- PASSAGE -
↓↓↓

Re: Secure digital music

The music has a watermark in it, so certain players can refuse to play it. Help me out here, I really don't get this. Why would anyone knowingly buy a device that will do this?
...
Now that I think about it some more, some people might. Last year a relative of mine bought a mini-cd discman recorder and a mini-cd portable player. I seem to recall, from having read the manual, that the recording device allows only a single copy of a given song, then refuses to copy again if it is attempted. And I don't think those mini-cds are cheap either. What a colossal waste of money...

I guess I can see some people buying them, but as soon as they start catching on I'm sure the press will put the scare in most people.

IMO...

...(1) If the hardware companies go along with this attempt, they could risk alienating a lot of consumers. Imagine how stupid you'd feel if you paid $250 for something that doesn't allow you to make more than one copy of music you've paid for. You'd feel especially silly when all your friends bought devices without that constraint - and which were cheaper.

↑↑↑

- EXCERPTED RECORDS -
↓↓↓

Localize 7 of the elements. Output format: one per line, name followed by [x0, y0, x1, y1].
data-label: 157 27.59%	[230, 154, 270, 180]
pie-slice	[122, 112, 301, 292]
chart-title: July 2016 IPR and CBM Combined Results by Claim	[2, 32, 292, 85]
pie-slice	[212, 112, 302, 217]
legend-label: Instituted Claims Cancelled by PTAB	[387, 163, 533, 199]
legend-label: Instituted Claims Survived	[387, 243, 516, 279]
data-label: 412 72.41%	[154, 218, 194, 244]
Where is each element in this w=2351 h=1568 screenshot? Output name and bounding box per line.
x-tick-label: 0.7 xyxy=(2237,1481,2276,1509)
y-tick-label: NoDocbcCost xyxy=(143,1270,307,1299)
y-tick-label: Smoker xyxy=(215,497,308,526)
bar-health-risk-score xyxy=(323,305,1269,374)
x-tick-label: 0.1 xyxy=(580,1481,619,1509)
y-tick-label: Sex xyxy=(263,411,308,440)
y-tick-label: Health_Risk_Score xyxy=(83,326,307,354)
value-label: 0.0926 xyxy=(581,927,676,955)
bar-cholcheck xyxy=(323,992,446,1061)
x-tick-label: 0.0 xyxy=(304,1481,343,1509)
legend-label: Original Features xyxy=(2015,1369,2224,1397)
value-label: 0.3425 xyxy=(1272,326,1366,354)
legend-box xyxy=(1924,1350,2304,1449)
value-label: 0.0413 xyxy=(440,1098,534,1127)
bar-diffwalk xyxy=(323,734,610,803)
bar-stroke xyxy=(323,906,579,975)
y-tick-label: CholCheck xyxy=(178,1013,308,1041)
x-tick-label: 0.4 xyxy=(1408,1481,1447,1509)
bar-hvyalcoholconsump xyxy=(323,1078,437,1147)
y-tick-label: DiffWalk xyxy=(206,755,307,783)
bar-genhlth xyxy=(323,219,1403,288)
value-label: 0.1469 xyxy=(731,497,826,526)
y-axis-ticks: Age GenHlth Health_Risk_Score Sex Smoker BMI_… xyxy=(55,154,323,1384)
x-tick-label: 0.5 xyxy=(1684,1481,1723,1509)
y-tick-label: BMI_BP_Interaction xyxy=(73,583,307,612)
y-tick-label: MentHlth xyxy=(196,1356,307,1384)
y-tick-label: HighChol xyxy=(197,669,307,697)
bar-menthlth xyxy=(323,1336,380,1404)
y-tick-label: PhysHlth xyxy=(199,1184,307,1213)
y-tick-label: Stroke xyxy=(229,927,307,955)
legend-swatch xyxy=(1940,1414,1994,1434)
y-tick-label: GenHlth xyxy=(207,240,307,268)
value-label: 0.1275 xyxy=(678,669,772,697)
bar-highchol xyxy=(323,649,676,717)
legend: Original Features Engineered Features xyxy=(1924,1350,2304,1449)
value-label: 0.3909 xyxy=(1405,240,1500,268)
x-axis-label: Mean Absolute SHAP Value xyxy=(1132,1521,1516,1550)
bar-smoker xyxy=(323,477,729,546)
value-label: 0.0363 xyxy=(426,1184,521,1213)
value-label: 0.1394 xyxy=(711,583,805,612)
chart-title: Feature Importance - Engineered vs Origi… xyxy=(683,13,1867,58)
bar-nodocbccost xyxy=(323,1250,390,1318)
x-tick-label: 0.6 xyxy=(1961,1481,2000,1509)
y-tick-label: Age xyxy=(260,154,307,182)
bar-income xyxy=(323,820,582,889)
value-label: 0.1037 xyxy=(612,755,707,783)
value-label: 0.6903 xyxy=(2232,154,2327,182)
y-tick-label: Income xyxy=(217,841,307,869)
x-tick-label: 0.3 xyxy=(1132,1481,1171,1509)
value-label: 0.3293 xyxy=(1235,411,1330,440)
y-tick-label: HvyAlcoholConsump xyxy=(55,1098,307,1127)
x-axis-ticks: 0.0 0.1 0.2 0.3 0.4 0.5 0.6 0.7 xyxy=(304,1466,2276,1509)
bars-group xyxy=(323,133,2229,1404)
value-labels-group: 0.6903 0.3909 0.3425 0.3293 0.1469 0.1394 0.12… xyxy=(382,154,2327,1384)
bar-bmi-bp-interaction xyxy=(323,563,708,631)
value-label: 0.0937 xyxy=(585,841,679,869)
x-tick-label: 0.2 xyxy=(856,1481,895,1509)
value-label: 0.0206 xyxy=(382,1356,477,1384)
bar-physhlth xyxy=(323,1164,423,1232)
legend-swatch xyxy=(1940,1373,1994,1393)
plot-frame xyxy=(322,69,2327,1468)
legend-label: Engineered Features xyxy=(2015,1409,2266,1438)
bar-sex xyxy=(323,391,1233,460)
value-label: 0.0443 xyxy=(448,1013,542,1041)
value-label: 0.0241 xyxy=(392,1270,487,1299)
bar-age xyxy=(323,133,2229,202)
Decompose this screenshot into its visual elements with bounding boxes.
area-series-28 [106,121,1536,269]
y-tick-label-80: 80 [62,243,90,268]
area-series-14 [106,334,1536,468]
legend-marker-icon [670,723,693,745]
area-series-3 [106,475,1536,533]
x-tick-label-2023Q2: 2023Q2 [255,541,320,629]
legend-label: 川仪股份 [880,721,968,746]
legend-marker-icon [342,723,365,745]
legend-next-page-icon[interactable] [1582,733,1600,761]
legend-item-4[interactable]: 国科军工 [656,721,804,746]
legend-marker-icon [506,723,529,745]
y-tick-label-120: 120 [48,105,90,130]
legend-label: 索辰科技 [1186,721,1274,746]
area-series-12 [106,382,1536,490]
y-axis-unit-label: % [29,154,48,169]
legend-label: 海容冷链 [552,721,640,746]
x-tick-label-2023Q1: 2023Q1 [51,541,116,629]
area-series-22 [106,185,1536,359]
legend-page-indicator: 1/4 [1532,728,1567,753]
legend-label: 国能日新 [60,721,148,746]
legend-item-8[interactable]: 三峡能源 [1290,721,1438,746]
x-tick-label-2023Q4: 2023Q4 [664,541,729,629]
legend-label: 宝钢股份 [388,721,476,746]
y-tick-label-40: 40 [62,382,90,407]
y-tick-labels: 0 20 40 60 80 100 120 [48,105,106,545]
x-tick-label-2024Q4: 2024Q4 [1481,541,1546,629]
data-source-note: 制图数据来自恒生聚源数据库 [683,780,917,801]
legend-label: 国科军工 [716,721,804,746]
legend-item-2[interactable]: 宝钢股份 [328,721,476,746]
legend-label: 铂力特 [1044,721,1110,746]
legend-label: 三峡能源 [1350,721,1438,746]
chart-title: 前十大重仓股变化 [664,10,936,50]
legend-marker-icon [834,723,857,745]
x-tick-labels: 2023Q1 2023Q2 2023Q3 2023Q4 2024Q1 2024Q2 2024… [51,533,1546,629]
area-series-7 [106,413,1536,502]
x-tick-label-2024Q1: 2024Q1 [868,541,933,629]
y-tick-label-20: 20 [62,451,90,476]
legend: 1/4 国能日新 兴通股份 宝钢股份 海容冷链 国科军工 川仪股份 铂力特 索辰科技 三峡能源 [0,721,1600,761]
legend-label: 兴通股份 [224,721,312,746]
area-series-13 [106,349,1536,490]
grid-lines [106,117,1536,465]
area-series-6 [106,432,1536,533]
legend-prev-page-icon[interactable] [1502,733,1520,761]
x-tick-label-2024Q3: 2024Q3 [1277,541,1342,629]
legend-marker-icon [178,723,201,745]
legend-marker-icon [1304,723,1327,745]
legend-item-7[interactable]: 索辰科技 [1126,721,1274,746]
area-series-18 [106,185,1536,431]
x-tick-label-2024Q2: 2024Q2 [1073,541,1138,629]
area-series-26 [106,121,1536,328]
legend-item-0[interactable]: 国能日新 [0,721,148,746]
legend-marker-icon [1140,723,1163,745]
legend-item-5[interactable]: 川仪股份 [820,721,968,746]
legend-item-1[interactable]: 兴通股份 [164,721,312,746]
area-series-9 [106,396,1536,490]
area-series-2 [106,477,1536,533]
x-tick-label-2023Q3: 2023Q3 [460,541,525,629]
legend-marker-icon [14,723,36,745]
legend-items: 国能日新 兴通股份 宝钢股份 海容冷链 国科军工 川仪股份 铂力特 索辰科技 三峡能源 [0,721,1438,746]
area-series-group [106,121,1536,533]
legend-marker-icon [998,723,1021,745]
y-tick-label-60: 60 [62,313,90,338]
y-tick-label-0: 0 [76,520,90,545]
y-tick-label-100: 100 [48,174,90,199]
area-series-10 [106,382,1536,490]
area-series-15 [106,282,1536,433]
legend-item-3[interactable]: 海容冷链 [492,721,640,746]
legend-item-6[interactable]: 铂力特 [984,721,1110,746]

↑↑↑

- STATED PROBLEM 1 -
In the forum post on secure digital music, what two devices did the writer's relative buy last year?
- STATED PROBLEM 2 -
Carry on the forum post about secure digital music from its last sentence.
The entries come from a different source.

- EXPECTED ANSWER 1 -
A mini-cd discman recorder and a mini-cd portable player.

- EXPECTED ANSWER 2 -
...(2) Unless they plan to stop releasing music for the installed cd user base out there (which IMO would be suicidal), I don't see how they're going to stop ripping and swapping. Perhaps they plan to sue all the hardware manufacturers; but that tactic failed them years ago.

...(3) The record industry has a TINY window of opportunity, right now, to embrace digital music and open up a pan-industry site with complete content available for at most $1 a song. If they do not seize the moment and act in unison (single label initiatives IMO are beyond moronic), this mp3 thing is going to explode and crush them.

Does anyone know of a viable technical solution to the ripping and swapping of files?

Either way, as soon as those larger capacity cards get a little cheaper, portable mp3s are going to take over the world.